EXERCISE –
Repeat the records below exactly, leaving out any pictures.

# GIVEN ENTRIES start

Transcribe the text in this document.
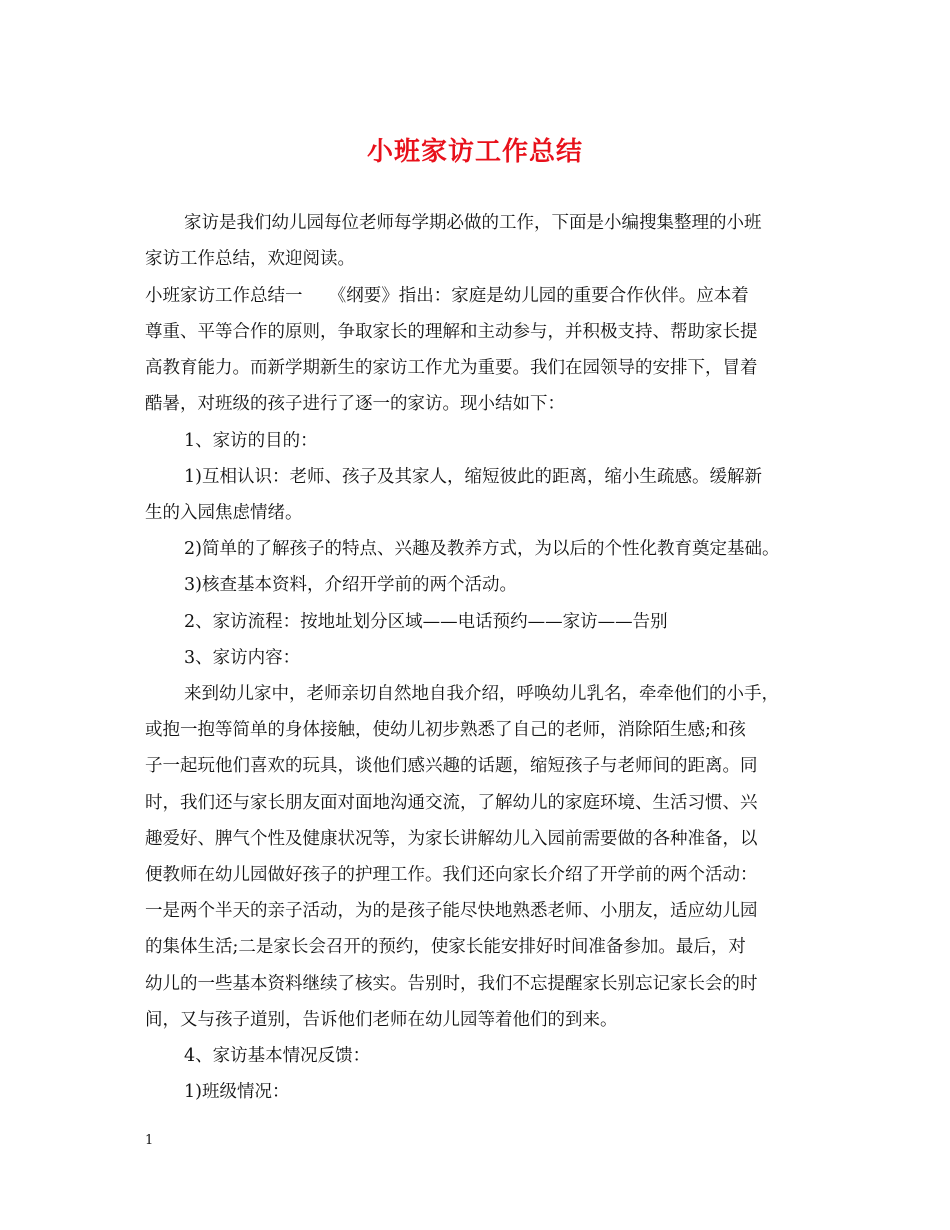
小班家访工作总结

家访是我们幼儿园每位老师每学期必做的工作，下面是小编搜集整理的小班

家访工作总结，欢迎阅读。

小班家访工作总结一　　《纲要》指出：家庭是幼儿园的重要合作伙伴。应本着

尊重、平等合作的原则，争取家长的理解和主动参与，并积极支持、帮助家长提

高教育能力。而新学期新生的家访工作尤为重要。我们在园领导的安排下，冒着

酷暑，对班级的孩子进行了逐一的家访。现小结如下：

1、家访的目的：

1)互相认识：老师、孩子及其家人，缩短彼此的距离，缩小生疏感。缓解新

生的入园焦虑情绪。

2)简单的了解孩子的特点、兴趣及教养方式，为以后的个性化教育奠定基础。

3)核查基本资料，介绍开学前的两个活动。

2、家访流程：按地址划分区域——电话预约——家访——告别

3、家访内容：

来到幼儿家中，老师亲切自然地自我介绍，呼唤幼儿乳名，牵牵他们的小手，

或抱一抱等简单的身体接触，使幼儿初步熟悉了自己的老师，消除陌生感;和孩

子一起玩他们喜欢的玩具，谈他们感兴趣的话题，缩短孩子与老师间的距离。同

时，我们还与家长朋友面对面地沟通交流，了解幼儿的家庭环境、生活习惯、兴

趣爱好、脾气个性及健康状况等，为家长讲解幼儿入园前需要做的各种准备，以

便教师在幼儿园做好孩子的护理工作。我们还向家长介绍了开学前的两个活动：

一是两个半天的亲子活动，为的是孩子能尽快地熟悉老师、小朋友，适应幼儿园

的集体生活;二是家长会召开的预约，使家长能安排好时间准备参加。最后，对

幼儿的一些基本资料继续了核实。告别时，我们不忘提醒家长别忘记家长会的时

间，又与孩子道别，告诉他们老师在幼儿园等着他们的到来。

4、家访基本情况反馈：

1)班级情况：

1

# GIVEN ENTRIES end

EXERCISE SOLUTION –
Transcribe the text in this document.
小班家访工作总结

家访是我们幼儿园每位老师每学期必做的工作，下面是小编搜集整理的小班

家访工作总结，欢迎阅读。

小班家访工作总结一　　《纲要》指出：家庭是幼儿园的重要合作伙伴。应本着

尊重、平等合作的原则，争取家长的理解和主动参与，并积极支持、帮助家长提

高教育能力。而新学期新生的家访工作尤为重要。我们在园领导的安排下，冒着

酷暑，对班级的孩子进行了逐一的家访。现小结如下：

1、家访的目的：

1)互相认识：老师、孩子及其家人，缩短彼此的距离，缩小生疏感。缓解新

生的入园焦虑情绪。

2)简单的了解孩子的特点、兴趣及教养方式，为以后的个性化教育奠定基础。

3)核查基本资料，介绍开学前的两个活动。

2、家访流程：按地址划分区域——电话预约——家访——告别

3、家访内容：

来到幼儿家中，老师亲切自然地自我介绍，呼唤幼儿乳名，牵牵他们的小手，

或抱一抱等简单的身体接触，使幼儿初步熟悉了自己的老师，消除陌生感;和孩

子一起玩他们喜欢的玩具，谈他们感兴趣的话题，缩短孩子与老师间的距离。同

时，我们还与家长朋友面对面地沟通交流，了解幼儿的家庭环境、生活习惯、兴

趣爱好、脾气个性及健康状况等，为家长讲解幼儿入园前需要做的各种准备，以

便教师在幼儿园做好孩子的护理工作。我们还向家长介绍了开学前的两个活动：

一是两个半天的亲子活动，为的是孩子能尽快地熟悉老师、小朋友，适应幼儿园

的集体生活;二是家长会召开的预约，使家长能安排好时间准备参加。最后，对

幼儿的一些基本资料继续了核实。告别时，我们不忘提醒家长别忘记家长会的时

间，又与孩子道别，告诉他们老师在幼儿园等着他们的到来。

4、家访基本情况反馈：

1)班级情况：

1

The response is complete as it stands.